*Job*. Restate every line of the material, word for word.

*Records to use*.
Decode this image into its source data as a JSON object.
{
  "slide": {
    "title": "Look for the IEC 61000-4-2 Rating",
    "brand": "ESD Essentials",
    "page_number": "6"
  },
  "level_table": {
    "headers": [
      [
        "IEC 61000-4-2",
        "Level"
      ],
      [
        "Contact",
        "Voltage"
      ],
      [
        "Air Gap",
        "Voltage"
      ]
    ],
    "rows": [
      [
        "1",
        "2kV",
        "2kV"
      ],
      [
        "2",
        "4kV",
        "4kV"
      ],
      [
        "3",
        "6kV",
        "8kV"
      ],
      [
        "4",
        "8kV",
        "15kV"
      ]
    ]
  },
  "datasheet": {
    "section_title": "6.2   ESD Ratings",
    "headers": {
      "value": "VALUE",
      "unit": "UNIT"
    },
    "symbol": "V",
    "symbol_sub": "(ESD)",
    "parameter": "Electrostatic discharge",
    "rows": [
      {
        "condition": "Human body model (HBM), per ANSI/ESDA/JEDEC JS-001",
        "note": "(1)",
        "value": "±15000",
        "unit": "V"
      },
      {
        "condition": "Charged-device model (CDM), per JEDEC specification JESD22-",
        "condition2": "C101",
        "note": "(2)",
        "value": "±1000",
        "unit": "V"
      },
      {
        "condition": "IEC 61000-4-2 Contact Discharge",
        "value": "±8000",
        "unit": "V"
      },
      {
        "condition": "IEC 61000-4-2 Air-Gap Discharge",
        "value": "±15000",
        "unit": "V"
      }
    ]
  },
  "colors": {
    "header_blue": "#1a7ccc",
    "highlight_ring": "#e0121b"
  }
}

*Solution to this exercise*.
Decode this image into its source data as a JSON object.
{
  "slide": {
    "title": "Look for the IEC 61000-4-2 Rating",
    "brand": "ESD Essentials",
    "page_number": "6"
  },
  "level_table": {
    "headers": [
      [
        "IEC 61000-4-2",
        "Level"
      ],
      [
        "Contact",
        "Voltage"
      ],
      [
        "Air Gap",
        "Voltage"
      ]
    ],
    "rows": [
      [
        "1",
        "2kV",
        "2kV"
      ],
      [
        "2",
        "4kV",
        "4kV"
      ],
      [
        "3",
        "6kV",
        "8kV"
      ],
      [
        "4",
        "8kV",
        "15kV"
      ]
    ]
  },
  "datasheet": {
    "section_title": "6.2   ESD Ratings",
    "headers": {
      "value": "VALUE",
      "unit": "UNIT"
    },
    "symbol": "V",
    "symbol_sub": "(ESD)",
    "parameter": "Electrostatic discharge",
    "rows": [
      {
        "condition": "Human body model (HBM), per ANSI/ESDA/JEDEC JS-001",
        "note": "(1)",
        "value": "±15000",
        "unit": "V"
      },
      {
        "condition": "Charged-device model (CDM), per JEDEC specification JESD22-",
        "condition2": "C101",
        "note": "(2)",
        "value": "±1000",
        "unit": "V"
      },
      {
        "condition": "IEC 61000-4-2 Contact Discharge",
        "value": "±8000",
        "unit": "V"
      },
      {
        "condition": "IEC 61000-4-2 Air-Gap Discharge",
        "value": "±15000",
        "unit": "V"
      }
    ]
  },
  "colors": {
    "header_blue": "#1a7ccc",
    "highlight_ring": "#e0121b"
  }
}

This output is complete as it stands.